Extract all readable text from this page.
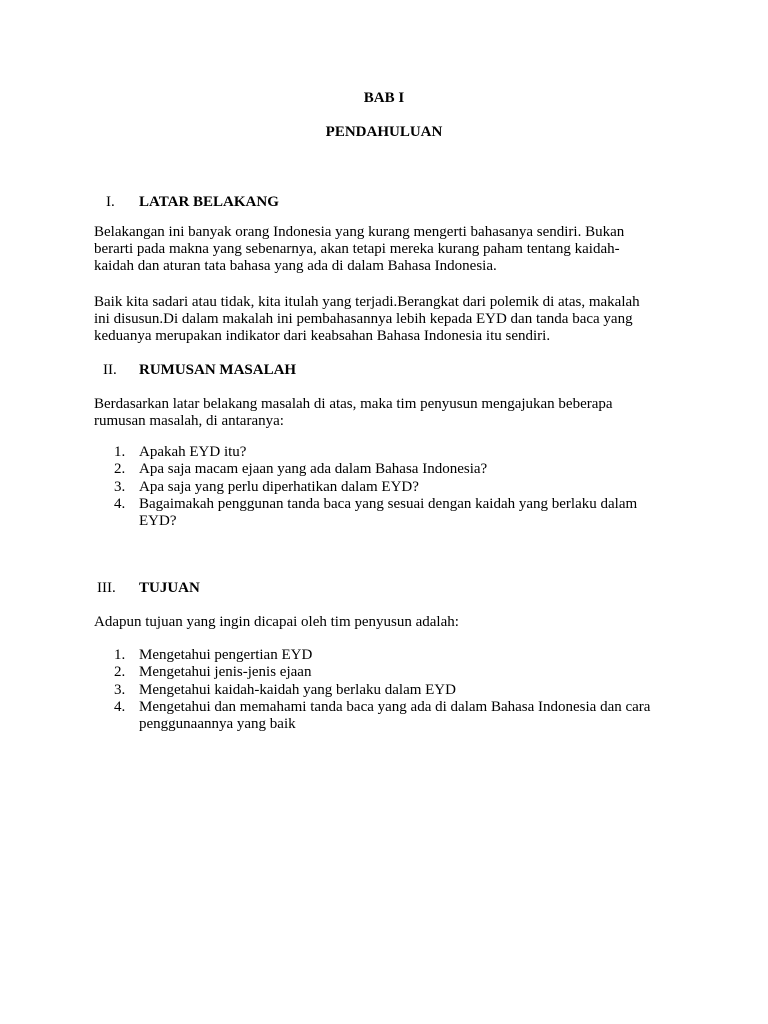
BAB I
PENDAHULUAN
I. LATAR BELAKANG

Belakangan ini banyak orang Indonesia yang kurang mengerti bahasanya sendiri. Bukan
berarti pada makna yang sebenarnya, akan tetapi mereka kurang paham tentang kaidah-
kaidah dan aturan tata bahasa yang ada di dalam Bahasa Indonesia.

Baik kita sadari atau tidak, kita itulah yang terjadi.Berangkat dari polemik di atas, makalah
ini disusun.Di dalam makalah ini pembahasannya lebih kepada EYD dan tanda baca yang
keduanya merupakan indikator dari keabsahan Bahasa Indonesia itu sendiri.

II. RUMUSAN MASALAH

Berdasarkan latar belakang masalah di atas, maka tim penyusun mengajukan beberapa
rumusan masalah, di antaranya:

1. Apakah EYD itu?
2. Apa saja macam ejaan yang ada dalam Bahasa Indonesia?
3. Apa saja yang perlu diperhatikan dalam EYD?
4. Bagaimakah penggunan tanda baca yang sesuai dengan kaidah yang berlaku dalam
EYD?
III. TUJUAN

Adapun tujuan yang ingin dicapai oleh tim penyusun adalah:

1. Mengetahui pengertian EYD
2. Mengetahui jenis-jenis ejaan
3. Mengetahui kaidah-kaidah yang berlaku dalam EYD
4. Mengetahui dan memahami tanda baca yang ada di dalam Bahasa Indonesia dan cara
penggunaannya yang baik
= = =
# [Challenge]
Skip the pictures and print each record exactly as it stands.

# [Finished answer]
Extract all readable text from this page.
BAB I
PENDAHULUAN
I. LATAR BELAKANG

Belakangan ini banyak orang Indonesia yang kurang mengerti bahasanya sendiri. Bukan
berarti pada makna yang sebenarnya, akan tetapi mereka kurang paham tentang kaidah-
kaidah dan aturan tata bahasa yang ada di dalam Bahasa Indonesia.

Baik kita sadari atau tidak, kita itulah yang terjadi.Berangkat dari polemik di atas, makalah
ini disusun.Di dalam makalah ini pembahasannya lebih kepada EYD dan tanda baca yang
keduanya merupakan indikator dari keabsahan Bahasa Indonesia itu sendiri.

II. RUMUSAN MASALAH

Berdasarkan latar belakang masalah di atas, maka tim penyusun mengajukan beberapa
rumusan masalah, di antaranya:

1. Apakah EYD itu?
2. Apa saja macam ejaan yang ada dalam Bahasa Indonesia?
3. Apa saja yang perlu diperhatikan dalam EYD?
4. Bagaimakah penggunan tanda baca yang sesuai dengan kaidah yang berlaku dalam
EYD?
III. TUJUAN

Adapun tujuan yang ingin dicapai oleh tim penyusun adalah:

1. Mengetahui pengertian EYD
2. Mengetahui jenis-jenis ejaan
3. Mengetahui kaidah-kaidah yang berlaku dalam EYD
4. Mengetahui dan memahami tanda baca yang ada di dalam Bahasa Indonesia dan cara
penggunaannya yang baik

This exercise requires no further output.